:: Prompt ::
Identify every line in the records below that contains the word "NUMBER", and reproduce each one.

--- Start Material provided ---

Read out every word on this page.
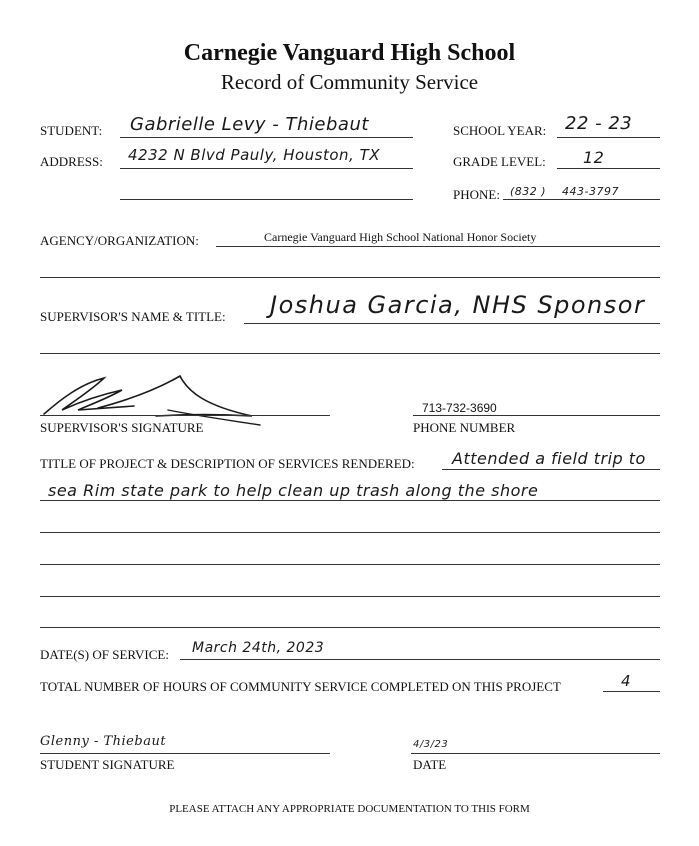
Carnegie Vanguard High School
Record of Community Service
STUDENT: Gabrielle Levy - Thiebaut	SCHOOL YEAR: 22 - 23
ADDRESS: 4232 N Blvd Pauly, Houston, TX	GRADE LEVEL: 12
PHONE: (832 ) 443-3797
AGENCY/ORGANIZATION:	Carnegie Vanguard High School National Honor Society
SUPERVISOR'S NAME & TITLE: Joshua Garcia, NHS Sponsor
SUPERVISOR'S SIGNATURE
713-732-3690
PHONE NUMBER
TITLE OF PROJECT & DESCRIPTION OF SERVICES RENDERED: Attended a field trip to
sea Rim state park to help clean up trash along the shore
DATE(S) OF SERVICE: March 24th, 2023
TOTAL NUMBER OF HOURS OF COMMUNITY SERVICE COMPLETED ON THIS PROJECT	4
Glenny - Thiebaut
STUDENT SIGNATURE
4/3/23
DATE
PLEASE ATTACH ANY APPROPRIATE DOCUMENTATION TO THIS FORM
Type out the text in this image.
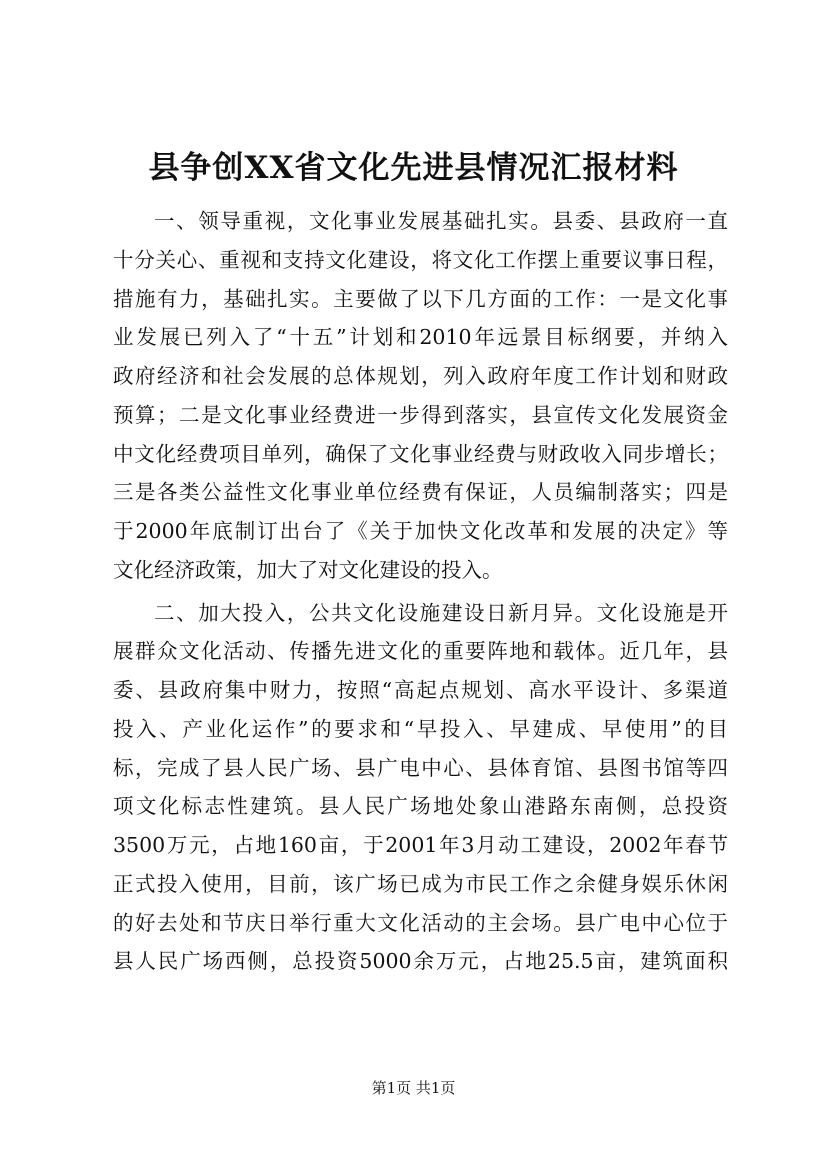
县争创XX省文化先进县情况汇报材料
一、领导重视，文化事业发展基础扎实。县委、县政府一直
十分关心、重视和支持文化建设，将文化工作摆上重要议事日程，
措施有力，基础扎实。主要做了以下几方面的工作：一是文化事
业发展已列入了“十五”计划和2010年远景目标纲要，并纳入
政府经济和社会发展的总体规划，列入政府年度工作计划和财政
预算；二是文化事业经费进一步得到落实，县宣传文化发展资金
中文化经费项目单列，确保了文化事业经费与财政收入同步增长；
三是各类公益性文化事业单位经费有保证，人员编制落实；四是
于2000年底制订出台了《关于加快文化改革和发展的决定》等
文化经济政策，加大了对文化建设的投入。
二、加大投入，公共文化设施建设日新月异。文化设施是开
展群众文化活动、传播先进文化的重要阵地和载体。近几年，县
委、县政府集中财力，按照“高起点规划、高水平设计、多渠道
投入、产业化运作”的要求和“早投入、早建成、早使用”的目
标，完成了县人民广场、县广电中心、县体育馆、县图书馆等四
项文化标志性建筑。县人民广场地处象山港路东南侧，总投资
3500万元，占地160亩，于2001年3月动工建设，2002年春节
正式投入使用，目前，该广场已成为市民工作之余健身娱乐休闲
的好去处和节庆日举行重大文化活动的主会场。县广电中心位于
县人民广场西侧，总投资5000余万元，占地25.5亩，建筑面积
第1页 共1页
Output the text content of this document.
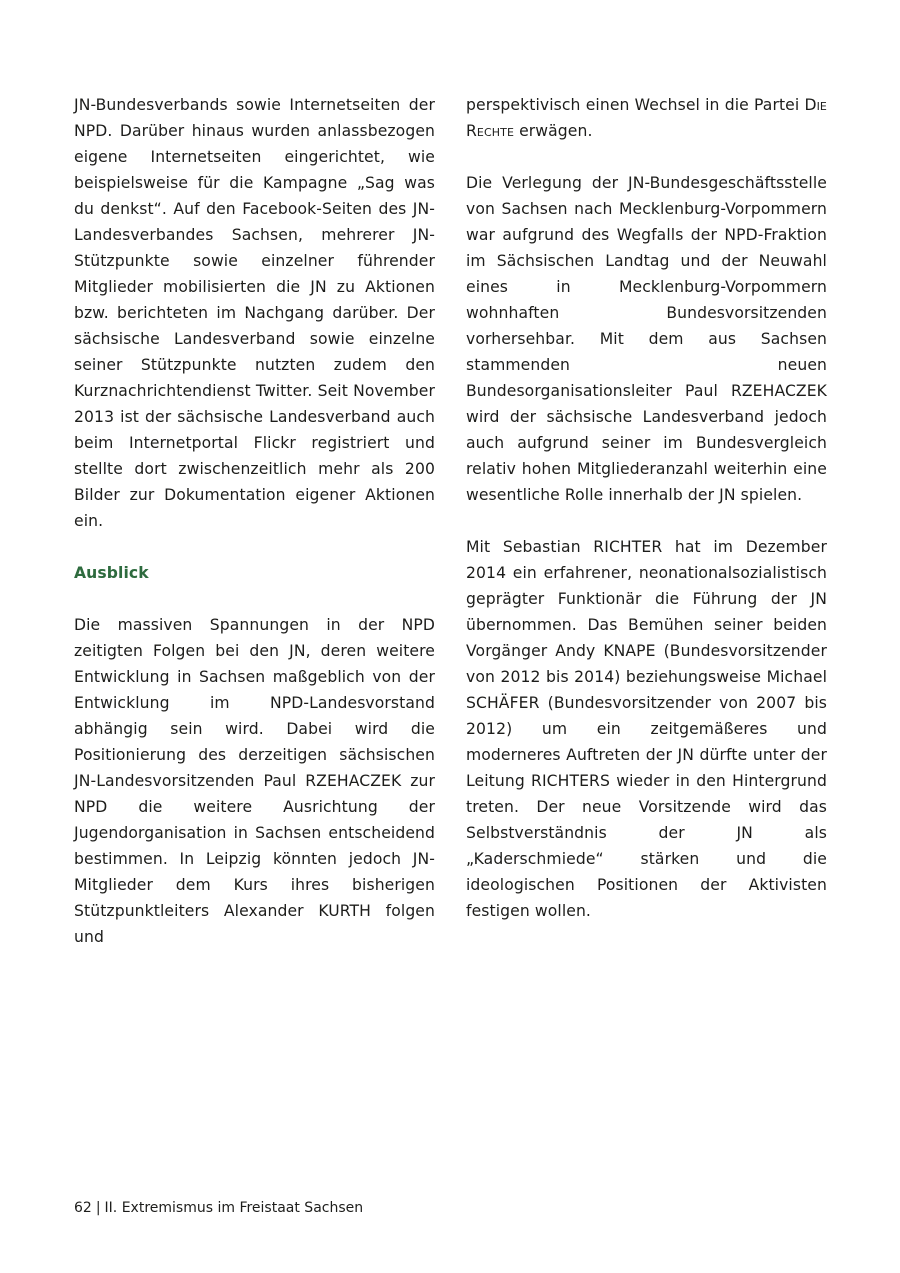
JN-Bundesverbands sowie Internetseiten der NPD. Darüber hinaus wurden anlassbezogen eigene Internetseiten eingerichtet, wie beispielsweise für die Kampagne „Sag was du denkst“. Auf den Facebook-Seiten des JN-Landesverbandes Sachsen, mehrerer JN-Stützpunkte sowie einzelner führender Mitglieder mobilisierten die JN zu Aktionen bzw. berichteten im Nachgang darüber. Der sächsische Landesverband sowie einzelne seiner Stützpunkte nutzten zudem den Kurznachrichtendienst Twitter. Seit November 2013 ist der sächsische Landesverband auch beim Internetportal Flickr registriert und stellte dort zwischenzeitlich mehr als 200 Bilder zur Dokumentation eigener Aktionen ein.

Ausblick

Die massiven Spannungen in der NPD zeitigten Folgen bei den JN, deren weitere Entwicklung in Sachsen maßgeblich von der Entwicklung im NPD-Landesvorstand abhängig sein wird. Dabei wird die Positionierung des derzeitigen sächsischen JN-Landesvorsitzenden Paul RZEHACZEK zur NPD die weitere Ausrichtung der Jugendorganisation in Sachsen entscheidend bestimmen. In Leipzig könnten jedoch JN-Mitglieder dem Kurs ihres bisherigen Stützpunktleiters Alexander KURTH folgen und

perspektivisch einen Wechsel in die Partei Die Rechte erwägen.

Die Verlegung der JN-Bundesgeschäftsstelle von Sachsen nach Mecklenburg-Vorpommern war aufgrund des Wegfalls der NPD-Fraktion im Sächsischen Landtag und der Neuwahl eines in Mecklenburg-Vorpommern wohnhaften Bundesvorsitzenden vorhersehbar. Mit dem aus Sachsen stammenden neuen Bundesorganisationsleiter Paul RZEHACZEK wird der sächsische Landesverband jedoch auch aufgrund seiner im Bundesvergleich relativ hohen Mitgliederanzahl weiterhin eine wesentliche Rolle innerhalb der JN spielen.

Mit Sebastian RICHTER hat im Dezember 2014 ein erfahrener, neonationalsozialistisch geprägter Funktionär die Führung der JN übernommen. Das Bemühen seiner beiden Vorgänger Andy KNAPE (Bundesvorsitzender von 2012 bis 2014) beziehungsweise Michael SCHÄFER (Bundesvorsitzender von 2007 bis 2012) um ein zeitgemäßeres und moderneres Auftreten der JN dürfte unter der Leitung RICHTERS wieder in den Hintergrund treten. Der neue Vorsitzende wird das Selbstverständnis der JN als „Kaderschmiede“ stärken und die ideologischen Positionen der Aktivisten festigen wollen.

62 | II. Extremismus im Freistaat Sachsen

--- End Material provided ---

:: Result of the exercise ::
PHONE NUMBER
TOTAL NUMBER OF HOURS OF COMMUNITY SERVICE COMPLETED ON THIS PROJECT	4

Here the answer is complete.